Dataset rows about figures:
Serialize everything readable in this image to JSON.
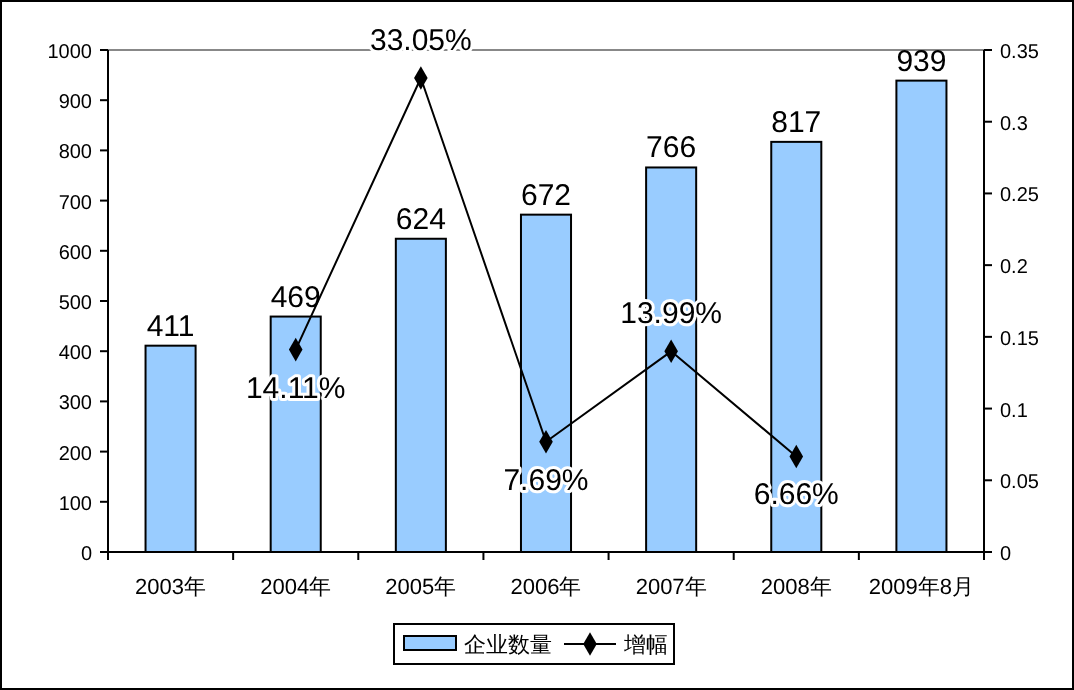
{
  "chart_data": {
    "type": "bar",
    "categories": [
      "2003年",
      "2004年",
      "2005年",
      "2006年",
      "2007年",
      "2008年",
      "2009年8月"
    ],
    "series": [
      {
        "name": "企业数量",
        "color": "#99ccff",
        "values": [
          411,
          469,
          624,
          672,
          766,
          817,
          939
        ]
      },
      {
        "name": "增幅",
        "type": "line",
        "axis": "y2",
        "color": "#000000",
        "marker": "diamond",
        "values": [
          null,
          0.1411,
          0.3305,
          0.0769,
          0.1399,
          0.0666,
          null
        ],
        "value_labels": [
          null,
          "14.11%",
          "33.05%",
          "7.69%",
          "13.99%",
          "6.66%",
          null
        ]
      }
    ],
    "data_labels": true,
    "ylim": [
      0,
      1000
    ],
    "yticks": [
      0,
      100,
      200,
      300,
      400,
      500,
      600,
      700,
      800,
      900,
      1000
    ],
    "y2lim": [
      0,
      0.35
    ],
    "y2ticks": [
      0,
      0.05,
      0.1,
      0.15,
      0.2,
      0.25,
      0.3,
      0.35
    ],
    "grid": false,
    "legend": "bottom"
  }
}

Problem statement:
Omit the pictures and give the material again, exactly and in full.

Solution:
Serialize everything readable in this image to JSON.
{
  "chart_data": {
    "type": "bar",
    "categories": [
      "2003年",
      "2004年",
      "2005年",
      "2006年",
      "2007年",
      "2008年",
      "2009年8月"
    ],
    "series": [
      {
        "name": "企业数量",
        "color": "#99ccff",
        "values": [
          411,
          469,
          624,
          672,
          766,
          817,
          939
        ]
      },
      {
        "name": "增幅",
        "type": "line",
        "axis": "y2",
        "color": "#000000",
        "marker": "diamond",
        "values": [
          null,
          0.1411,
          0.3305,
          0.0769,
          0.1399,
          0.0666,
          null
        ],
        "value_labels": [
          null,
          "14.11%",
          "33.05%",
          "7.69%",
          "13.99%",
          "6.66%",
          null
        ]
      }
    ],
    "data_labels": true,
    "ylim": [
      0,
      1000
    ],
    "yticks": [
      0,
      100,
      200,
      300,
      400,
      500,
      600,
      700,
      800,
      900,
      1000
    ],
    "y2lim": [
      0,
      0.35
    ],
    "y2ticks": [
      0,
      0.05,
      0.1,
      0.15,
      0.2,
      0.25,
      0.3,
      0.35
    ],
    "grid": false,
    "legend": "bottom"
  }
}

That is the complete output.